Task instructions: Check every line of the material below for the string "respondents", and return the ones that have it.

Given records:
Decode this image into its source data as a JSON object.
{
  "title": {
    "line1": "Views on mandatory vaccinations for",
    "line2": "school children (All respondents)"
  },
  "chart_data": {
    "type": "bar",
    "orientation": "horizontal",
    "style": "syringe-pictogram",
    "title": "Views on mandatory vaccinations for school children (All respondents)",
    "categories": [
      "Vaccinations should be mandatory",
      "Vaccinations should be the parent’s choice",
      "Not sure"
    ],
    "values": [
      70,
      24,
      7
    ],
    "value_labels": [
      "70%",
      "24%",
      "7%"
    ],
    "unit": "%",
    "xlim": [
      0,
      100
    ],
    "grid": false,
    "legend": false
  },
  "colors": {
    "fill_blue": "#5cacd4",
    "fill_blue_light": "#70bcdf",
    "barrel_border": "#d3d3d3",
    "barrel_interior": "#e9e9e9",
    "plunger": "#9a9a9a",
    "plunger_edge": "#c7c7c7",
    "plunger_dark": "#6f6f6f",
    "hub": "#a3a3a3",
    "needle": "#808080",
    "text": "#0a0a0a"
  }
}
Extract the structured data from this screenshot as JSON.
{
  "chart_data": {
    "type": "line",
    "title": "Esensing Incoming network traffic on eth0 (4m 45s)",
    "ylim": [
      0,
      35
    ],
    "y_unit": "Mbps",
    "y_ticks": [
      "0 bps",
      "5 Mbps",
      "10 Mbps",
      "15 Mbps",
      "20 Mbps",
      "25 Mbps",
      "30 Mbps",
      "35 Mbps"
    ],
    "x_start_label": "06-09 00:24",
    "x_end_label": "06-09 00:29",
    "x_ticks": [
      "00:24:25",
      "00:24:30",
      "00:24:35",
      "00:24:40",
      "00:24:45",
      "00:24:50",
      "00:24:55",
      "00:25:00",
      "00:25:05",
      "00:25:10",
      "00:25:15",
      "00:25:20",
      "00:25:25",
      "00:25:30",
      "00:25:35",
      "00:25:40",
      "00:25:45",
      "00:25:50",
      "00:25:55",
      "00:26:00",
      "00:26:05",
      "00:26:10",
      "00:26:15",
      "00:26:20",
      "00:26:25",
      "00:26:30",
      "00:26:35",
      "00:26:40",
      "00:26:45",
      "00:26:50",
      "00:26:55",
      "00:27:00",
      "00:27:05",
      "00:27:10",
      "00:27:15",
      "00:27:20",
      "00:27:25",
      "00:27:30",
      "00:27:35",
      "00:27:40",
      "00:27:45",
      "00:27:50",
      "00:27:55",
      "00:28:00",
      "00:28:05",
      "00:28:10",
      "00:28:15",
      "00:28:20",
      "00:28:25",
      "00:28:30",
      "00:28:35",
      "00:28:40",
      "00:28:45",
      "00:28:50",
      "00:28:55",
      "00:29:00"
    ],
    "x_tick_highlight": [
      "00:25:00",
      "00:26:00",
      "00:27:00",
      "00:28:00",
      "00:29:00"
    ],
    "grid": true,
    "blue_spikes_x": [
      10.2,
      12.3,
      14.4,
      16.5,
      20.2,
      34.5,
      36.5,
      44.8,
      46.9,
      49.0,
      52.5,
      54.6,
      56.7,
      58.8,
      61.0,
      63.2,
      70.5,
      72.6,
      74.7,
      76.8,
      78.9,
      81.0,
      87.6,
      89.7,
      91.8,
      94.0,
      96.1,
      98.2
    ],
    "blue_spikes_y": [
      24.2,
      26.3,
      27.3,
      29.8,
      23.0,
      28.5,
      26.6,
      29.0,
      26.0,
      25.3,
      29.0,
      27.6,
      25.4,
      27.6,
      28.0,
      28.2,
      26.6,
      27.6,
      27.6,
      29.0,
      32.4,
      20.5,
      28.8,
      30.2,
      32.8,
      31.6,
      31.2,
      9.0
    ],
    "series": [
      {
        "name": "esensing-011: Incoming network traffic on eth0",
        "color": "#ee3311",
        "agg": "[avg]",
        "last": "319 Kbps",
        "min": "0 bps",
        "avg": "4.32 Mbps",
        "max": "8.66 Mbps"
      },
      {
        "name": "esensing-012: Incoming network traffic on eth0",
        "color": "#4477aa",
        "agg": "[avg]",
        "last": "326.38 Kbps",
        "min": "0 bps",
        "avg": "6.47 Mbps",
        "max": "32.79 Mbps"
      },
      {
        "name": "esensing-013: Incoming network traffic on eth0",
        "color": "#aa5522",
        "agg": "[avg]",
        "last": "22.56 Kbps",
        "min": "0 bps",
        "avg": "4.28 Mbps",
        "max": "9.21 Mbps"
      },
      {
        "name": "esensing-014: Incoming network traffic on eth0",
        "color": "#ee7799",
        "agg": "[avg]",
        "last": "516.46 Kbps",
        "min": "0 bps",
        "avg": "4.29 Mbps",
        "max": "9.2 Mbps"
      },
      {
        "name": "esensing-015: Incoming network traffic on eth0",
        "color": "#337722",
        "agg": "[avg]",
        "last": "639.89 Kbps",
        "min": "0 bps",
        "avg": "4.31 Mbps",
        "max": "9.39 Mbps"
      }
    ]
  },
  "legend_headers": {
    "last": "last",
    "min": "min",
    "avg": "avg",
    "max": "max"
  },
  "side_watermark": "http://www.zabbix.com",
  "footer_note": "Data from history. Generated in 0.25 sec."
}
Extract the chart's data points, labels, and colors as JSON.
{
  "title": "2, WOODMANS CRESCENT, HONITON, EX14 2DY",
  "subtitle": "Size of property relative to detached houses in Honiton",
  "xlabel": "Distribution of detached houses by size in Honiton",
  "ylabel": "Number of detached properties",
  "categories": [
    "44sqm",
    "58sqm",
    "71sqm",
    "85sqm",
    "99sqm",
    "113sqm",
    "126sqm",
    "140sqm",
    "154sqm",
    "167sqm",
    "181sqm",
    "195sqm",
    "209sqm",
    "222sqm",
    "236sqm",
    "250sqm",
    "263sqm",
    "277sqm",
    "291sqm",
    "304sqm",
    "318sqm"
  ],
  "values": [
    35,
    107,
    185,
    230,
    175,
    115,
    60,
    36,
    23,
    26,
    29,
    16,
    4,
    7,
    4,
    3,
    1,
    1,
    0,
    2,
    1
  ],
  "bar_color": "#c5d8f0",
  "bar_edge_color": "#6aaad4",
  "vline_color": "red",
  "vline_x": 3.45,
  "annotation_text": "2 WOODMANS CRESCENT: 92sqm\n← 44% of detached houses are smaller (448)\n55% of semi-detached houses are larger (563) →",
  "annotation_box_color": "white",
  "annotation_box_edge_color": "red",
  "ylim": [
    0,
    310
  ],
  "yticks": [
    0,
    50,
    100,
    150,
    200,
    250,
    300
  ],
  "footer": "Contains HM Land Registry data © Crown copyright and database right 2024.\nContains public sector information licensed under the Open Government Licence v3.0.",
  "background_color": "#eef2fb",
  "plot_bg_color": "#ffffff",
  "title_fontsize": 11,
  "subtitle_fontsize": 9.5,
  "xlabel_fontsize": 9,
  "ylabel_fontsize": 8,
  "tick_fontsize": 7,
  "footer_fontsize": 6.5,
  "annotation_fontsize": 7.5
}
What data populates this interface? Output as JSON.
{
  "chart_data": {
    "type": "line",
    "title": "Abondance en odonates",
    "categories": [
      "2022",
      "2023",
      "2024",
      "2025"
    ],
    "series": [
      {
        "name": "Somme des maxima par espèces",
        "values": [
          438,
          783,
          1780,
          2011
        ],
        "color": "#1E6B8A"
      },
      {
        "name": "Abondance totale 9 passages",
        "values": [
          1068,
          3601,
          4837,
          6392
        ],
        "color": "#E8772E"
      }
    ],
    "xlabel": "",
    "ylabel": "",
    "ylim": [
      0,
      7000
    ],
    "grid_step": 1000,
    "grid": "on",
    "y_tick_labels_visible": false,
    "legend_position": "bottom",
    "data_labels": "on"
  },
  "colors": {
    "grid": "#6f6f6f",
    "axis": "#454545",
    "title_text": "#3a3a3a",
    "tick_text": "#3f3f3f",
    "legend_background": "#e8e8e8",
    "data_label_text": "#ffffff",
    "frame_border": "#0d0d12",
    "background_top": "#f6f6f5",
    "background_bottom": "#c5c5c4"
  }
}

Full output:
    "line2": "school children (All respondents)"
    "title": "Views on mandatory vaccinations for school children (All respondents)",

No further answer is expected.